▶ _PROBLEM DETAILS_: How many lines in the entries below include the string "钝角三角形"? Answer with the number only.

(Stored records)

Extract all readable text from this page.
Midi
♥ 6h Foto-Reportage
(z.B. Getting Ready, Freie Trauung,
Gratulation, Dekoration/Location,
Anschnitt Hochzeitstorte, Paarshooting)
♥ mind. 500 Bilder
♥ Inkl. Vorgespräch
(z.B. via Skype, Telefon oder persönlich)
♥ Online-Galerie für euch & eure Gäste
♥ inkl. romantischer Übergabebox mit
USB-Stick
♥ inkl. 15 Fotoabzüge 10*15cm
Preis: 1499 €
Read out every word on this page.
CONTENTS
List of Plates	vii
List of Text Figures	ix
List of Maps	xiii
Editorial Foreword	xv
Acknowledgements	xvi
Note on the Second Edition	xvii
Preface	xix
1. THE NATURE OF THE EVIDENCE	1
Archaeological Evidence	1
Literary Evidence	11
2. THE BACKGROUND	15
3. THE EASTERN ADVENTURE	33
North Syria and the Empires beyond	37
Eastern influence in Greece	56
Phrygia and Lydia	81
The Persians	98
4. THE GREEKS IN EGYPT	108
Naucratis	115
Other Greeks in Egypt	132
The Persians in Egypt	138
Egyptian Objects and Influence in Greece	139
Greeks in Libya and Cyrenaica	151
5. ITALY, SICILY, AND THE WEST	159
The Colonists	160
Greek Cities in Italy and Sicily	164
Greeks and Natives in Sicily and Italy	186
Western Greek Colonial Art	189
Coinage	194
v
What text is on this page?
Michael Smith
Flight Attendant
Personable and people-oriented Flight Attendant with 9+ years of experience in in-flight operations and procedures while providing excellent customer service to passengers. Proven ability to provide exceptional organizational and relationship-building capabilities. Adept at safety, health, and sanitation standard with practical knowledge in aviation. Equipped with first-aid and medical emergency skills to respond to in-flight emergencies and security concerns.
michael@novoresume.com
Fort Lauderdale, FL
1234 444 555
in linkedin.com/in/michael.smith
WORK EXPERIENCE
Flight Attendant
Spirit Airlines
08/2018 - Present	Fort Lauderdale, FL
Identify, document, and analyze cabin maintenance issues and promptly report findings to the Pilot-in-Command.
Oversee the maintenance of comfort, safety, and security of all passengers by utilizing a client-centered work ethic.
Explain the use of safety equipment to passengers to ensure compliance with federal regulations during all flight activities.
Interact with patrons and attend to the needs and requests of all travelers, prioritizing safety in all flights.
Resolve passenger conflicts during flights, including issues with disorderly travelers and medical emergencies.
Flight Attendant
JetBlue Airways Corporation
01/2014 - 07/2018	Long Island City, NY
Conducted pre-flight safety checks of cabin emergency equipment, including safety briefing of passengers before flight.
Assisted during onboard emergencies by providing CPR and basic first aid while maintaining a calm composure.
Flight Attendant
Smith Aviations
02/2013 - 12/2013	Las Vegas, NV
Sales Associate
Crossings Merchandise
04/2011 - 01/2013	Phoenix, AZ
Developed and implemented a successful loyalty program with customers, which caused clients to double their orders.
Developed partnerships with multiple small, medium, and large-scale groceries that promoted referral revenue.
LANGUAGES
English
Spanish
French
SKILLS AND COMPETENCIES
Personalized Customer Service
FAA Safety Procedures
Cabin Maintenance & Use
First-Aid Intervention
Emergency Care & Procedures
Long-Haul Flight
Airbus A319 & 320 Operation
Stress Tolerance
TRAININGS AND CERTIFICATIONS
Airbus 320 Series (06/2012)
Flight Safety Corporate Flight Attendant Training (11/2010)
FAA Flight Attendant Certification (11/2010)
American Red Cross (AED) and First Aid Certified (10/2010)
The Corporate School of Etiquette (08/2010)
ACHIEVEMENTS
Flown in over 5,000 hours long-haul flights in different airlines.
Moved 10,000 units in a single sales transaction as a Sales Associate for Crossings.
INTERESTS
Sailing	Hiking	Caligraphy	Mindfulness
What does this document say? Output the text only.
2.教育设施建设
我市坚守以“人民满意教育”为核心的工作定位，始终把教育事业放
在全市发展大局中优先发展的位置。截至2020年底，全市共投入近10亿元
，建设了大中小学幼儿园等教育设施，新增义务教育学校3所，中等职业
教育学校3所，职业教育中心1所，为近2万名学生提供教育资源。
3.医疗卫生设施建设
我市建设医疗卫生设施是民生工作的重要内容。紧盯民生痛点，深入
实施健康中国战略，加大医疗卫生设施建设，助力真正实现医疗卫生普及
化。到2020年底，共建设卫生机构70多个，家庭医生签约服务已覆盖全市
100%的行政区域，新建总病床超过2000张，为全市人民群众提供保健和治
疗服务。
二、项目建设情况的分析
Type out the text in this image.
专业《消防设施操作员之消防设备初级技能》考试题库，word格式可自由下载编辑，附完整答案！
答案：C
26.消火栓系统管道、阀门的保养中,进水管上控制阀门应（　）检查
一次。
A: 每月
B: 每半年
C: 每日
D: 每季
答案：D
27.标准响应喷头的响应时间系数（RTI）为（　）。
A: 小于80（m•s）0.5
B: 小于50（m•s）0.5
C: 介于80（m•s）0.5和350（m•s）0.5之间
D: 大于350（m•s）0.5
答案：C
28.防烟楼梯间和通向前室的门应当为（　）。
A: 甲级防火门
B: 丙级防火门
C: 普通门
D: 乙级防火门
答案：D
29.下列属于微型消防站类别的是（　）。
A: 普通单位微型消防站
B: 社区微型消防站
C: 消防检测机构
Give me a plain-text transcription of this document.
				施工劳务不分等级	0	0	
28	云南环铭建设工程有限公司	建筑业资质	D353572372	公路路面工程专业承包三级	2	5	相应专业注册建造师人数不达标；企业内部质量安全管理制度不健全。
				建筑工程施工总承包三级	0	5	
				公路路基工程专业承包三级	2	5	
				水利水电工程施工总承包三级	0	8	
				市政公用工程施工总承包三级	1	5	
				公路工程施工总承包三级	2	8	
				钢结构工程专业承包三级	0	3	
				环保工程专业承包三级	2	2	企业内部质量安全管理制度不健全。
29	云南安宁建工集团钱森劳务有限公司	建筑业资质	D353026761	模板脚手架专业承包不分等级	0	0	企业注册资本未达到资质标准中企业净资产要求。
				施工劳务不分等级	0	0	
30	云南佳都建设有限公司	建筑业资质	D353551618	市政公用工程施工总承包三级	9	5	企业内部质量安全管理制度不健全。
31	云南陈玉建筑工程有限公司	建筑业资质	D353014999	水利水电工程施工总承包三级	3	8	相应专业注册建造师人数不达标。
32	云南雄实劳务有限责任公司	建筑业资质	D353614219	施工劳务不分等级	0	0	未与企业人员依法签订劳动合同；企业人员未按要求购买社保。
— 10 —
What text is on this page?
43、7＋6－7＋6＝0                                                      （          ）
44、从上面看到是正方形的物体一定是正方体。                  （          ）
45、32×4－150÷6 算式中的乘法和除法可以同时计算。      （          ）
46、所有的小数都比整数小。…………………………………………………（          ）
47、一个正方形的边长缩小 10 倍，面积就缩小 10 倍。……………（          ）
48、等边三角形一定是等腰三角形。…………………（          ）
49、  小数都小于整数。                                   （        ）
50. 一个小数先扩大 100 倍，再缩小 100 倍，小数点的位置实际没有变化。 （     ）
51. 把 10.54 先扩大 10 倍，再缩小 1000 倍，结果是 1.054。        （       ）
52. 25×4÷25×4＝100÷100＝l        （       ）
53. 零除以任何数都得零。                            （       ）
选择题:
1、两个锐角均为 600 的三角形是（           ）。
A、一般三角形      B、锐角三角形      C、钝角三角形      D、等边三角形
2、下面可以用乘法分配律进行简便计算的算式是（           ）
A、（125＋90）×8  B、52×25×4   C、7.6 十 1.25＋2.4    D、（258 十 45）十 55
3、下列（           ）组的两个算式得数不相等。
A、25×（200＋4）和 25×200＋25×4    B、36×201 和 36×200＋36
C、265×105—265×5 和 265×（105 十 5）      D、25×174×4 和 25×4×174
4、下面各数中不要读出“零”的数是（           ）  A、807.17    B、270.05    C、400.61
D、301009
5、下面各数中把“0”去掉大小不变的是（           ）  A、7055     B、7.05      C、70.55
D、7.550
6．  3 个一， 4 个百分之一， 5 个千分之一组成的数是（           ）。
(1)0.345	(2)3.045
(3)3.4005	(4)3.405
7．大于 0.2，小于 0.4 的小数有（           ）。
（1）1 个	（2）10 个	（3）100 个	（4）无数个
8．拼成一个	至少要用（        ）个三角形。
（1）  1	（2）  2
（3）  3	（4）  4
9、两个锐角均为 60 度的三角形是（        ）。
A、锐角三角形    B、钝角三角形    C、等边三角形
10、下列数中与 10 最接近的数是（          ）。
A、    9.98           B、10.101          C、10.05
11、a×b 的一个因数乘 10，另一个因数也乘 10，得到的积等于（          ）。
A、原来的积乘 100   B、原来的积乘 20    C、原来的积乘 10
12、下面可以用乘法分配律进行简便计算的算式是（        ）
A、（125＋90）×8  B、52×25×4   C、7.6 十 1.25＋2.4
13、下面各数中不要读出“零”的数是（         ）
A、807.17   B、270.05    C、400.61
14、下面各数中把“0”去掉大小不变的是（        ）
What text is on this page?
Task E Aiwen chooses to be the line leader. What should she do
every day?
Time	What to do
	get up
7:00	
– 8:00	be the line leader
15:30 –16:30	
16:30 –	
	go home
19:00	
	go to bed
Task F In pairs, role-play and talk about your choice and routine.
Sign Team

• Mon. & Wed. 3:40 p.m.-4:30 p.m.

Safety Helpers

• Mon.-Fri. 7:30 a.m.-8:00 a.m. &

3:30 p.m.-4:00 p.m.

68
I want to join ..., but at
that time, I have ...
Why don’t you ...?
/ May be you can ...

▶ _ANSWER_: 2